══ Trecho fornecido

O contraste entre Adão e Cristo nessa passagem e nas outras que se seguem apelam para um ponto essencial, a saber, que “as ações singulares de duas pessoas respectivas tem efeitos compreensíveis e todo-abarcantes” (Don Garlington, Faith, Obedience, and Perseverance: Aspects of Paul's Letter to the Romans [Tübingen: J. C. B. Mohr, 1994], p. 99). A obra pecaminosa, a queda (paraptoma = “pecado, um passo em falso”) de um teve impacto universal; A obra da graça do outro trouxe uma provisão de graça de tal magnitude que chegou a ser maior do que era necessária. A abundância da provisão e o fato de ela ser oferecida a todos implicam que daqui em diante o destino de todos é determinado por sua resposta ao dom que está sendo oferecido a eles. O destino humano não é mais determinado pela atitude pecaminosa de Adão.
5. O dom e a condenação
Rom 5:16
O dom (dorema), entretanto, não é como (dia) no caso [resultado]  em que somente um pecou; porque o julgamento (krima) derivou de (eks) uma  só ofensa [pecado], para (eis) a condenação (katakrima); mas a graça (charisma) transcorre de (ek) muitas ofensas (paraptoma), para (eis) a justificação.

════

## [Problema proposto]
Reproduza sem alterações a parte do trecho sobre Adão e Cristo que se inicia com as palavras contendo "O contraste entre" e se encerra com "pecaminosa de Adão.". Os dados não têm nenhum papel nesta tarefa.

══ Informações exibidas

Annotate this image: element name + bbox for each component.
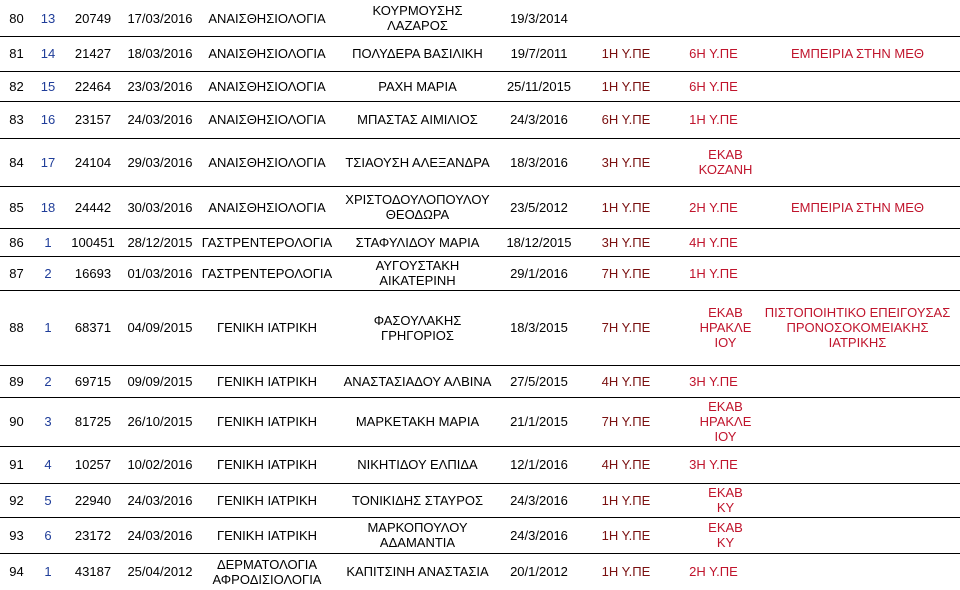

════

## [Resposta redigida]
O contraste entre Adão e Cristo nessa passagem e nas outras que se seguem apelam para um ponto essencial, a saber, que “as ações singulares de duas pessoas respectivas tem efeitos compreensíveis e todo-abarcantes” (Don Garlington, Faith, Obedience, and Perseverance: Aspects of Paul's Letter to the Romans [Tübingen: J. C. B. Mohr, 1994], p. 99). A obra pecaminosa, a queda (paraptoma = “pecado, um passo em falso”) de um teve impacto universal; A obra da graça do outro trouxe uma provisão de graça de tal magnitude que chegou a ser maior do que era necessária. A abundância da provisão e o fato de ela ser oferecida a todos implicam que daqui em diante o destino de todos é determinado por sua resposta ao dom que está sendo oferecido a eles. O destino humano não é mais determinado pela atitude pecaminosa de Adão.